Prompt: Please edit these entries, replacing "bounding box" with "enclosing rectangle" and leaving everything else unchanged, and omit the pictures from your answer.

Material for this task:
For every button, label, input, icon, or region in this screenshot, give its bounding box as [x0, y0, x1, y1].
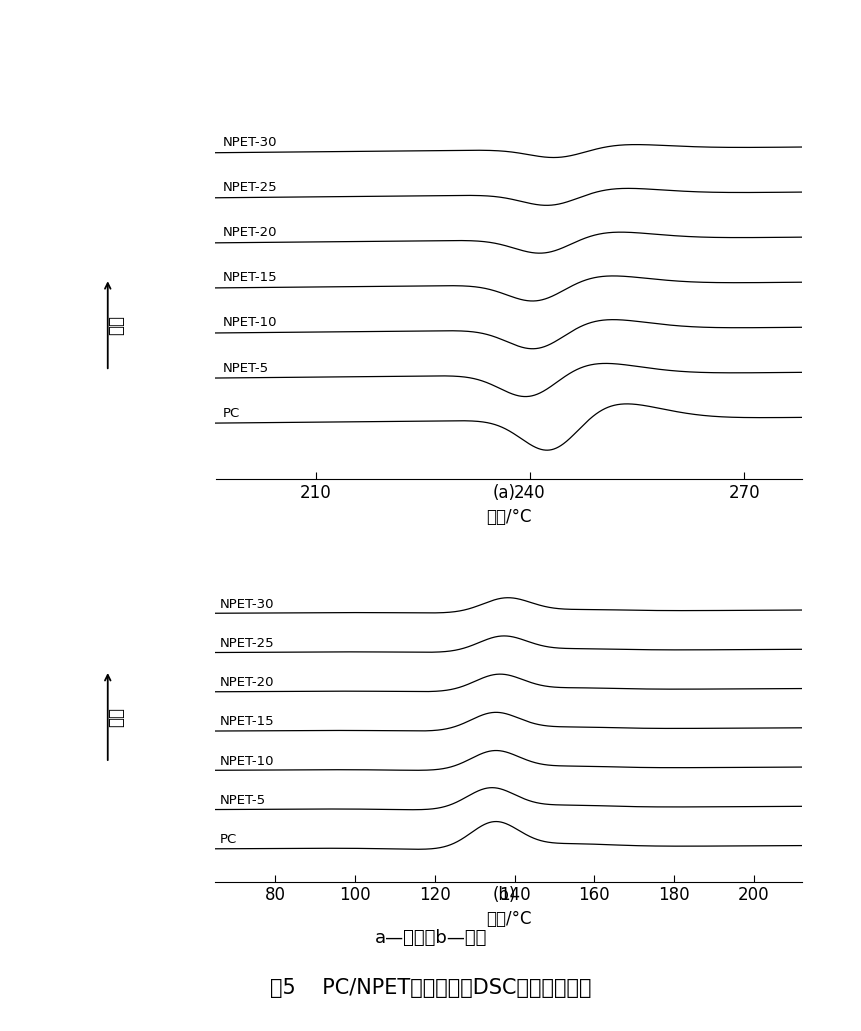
- Text: PC: PC: [222, 406, 239, 420]
- Text: NPET-5: NPET-5: [222, 362, 269, 374]
- Text: NPET-25: NPET-25: [222, 181, 277, 194]
- Text: NPET-5: NPET-5: [220, 794, 265, 807]
- X-axis label: 温度/°C: 温度/°C: [486, 910, 530, 928]
- Text: 图5    PC/NPET复合材料的DSC二次升温曲线: 图5 PC/NPET复合材料的DSC二次升温曲线: [270, 977, 591, 998]
- Text: (a): (a): [492, 484, 515, 502]
- Text: a—降温；b—升温: a—降温；b—升温: [375, 929, 486, 947]
- Text: NPET-20: NPET-20: [220, 676, 274, 689]
- Text: NPET-10: NPET-10: [222, 317, 277, 330]
- Text: NPET-25: NPET-25: [220, 637, 274, 650]
- Text: NPET-30: NPET-30: [222, 136, 277, 149]
- X-axis label: 温度/°C: 温度/°C: [486, 508, 530, 526]
- Text: NPET-30: NPET-30: [220, 598, 274, 610]
- Text: PC: PC: [220, 833, 237, 846]
- Text: (b): (b): [492, 886, 516, 904]
- Text: NPET-10: NPET-10: [220, 755, 274, 767]
- Text: 放热: 放热: [108, 314, 125, 335]
- Text: NPET-20: NPET-20: [222, 227, 277, 239]
- Text: NPET-15: NPET-15: [220, 716, 274, 728]
- Text: NPET-15: NPET-15: [222, 271, 277, 285]
- Text: 放热: 放热: [108, 706, 125, 727]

The output:
For every button, label, input, icon, or region in this screenshot, give its enclosing rectangle as [x0, y0, x1, y1].
- Text: PC: PC: [222, 406, 239, 420]
- Text: NPET-5: NPET-5: [222, 362, 269, 374]
- Text: NPET-25: NPET-25: [222, 181, 277, 194]
- Text: NPET-5: NPET-5: [220, 794, 265, 807]
- X-axis label: 温度/°C: 温度/°C: [486, 910, 530, 928]
- Text: 图5    PC/NPET复合材料的DSC二次升温曲线: 图5 PC/NPET复合材料的DSC二次升温曲线: [270, 977, 591, 998]
- Text: (a): (a): [492, 484, 515, 502]
- Text: a—降温；b—升温: a—降温；b—升温: [375, 929, 486, 947]
- Text: NPET-20: NPET-20: [220, 676, 274, 689]
- Text: NPET-10: NPET-10: [222, 317, 277, 330]
- Text: NPET-25: NPET-25: [220, 637, 274, 650]
- Text: NPET-30: NPET-30: [222, 136, 277, 149]
- X-axis label: 温度/°C: 温度/°C: [486, 508, 530, 526]
- Text: NPET-30: NPET-30: [220, 598, 274, 610]
- Text: PC: PC: [220, 833, 237, 846]
- Text: (b): (b): [492, 886, 516, 904]
- Text: NPET-10: NPET-10: [220, 755, 274, 767]
- Text: 放热: 放热: [108, 314, 125, 335]
- Text: NPET-20: NPET-20: [222, 227, 277, 239]
- Text: NPET-15: NPET-15: [220, 716, 274, 728]
- Text: NPET-15: NPET-15: [222, 271, 277, 285]
- Text: 放热: 放热: [108, 706, 125, 727]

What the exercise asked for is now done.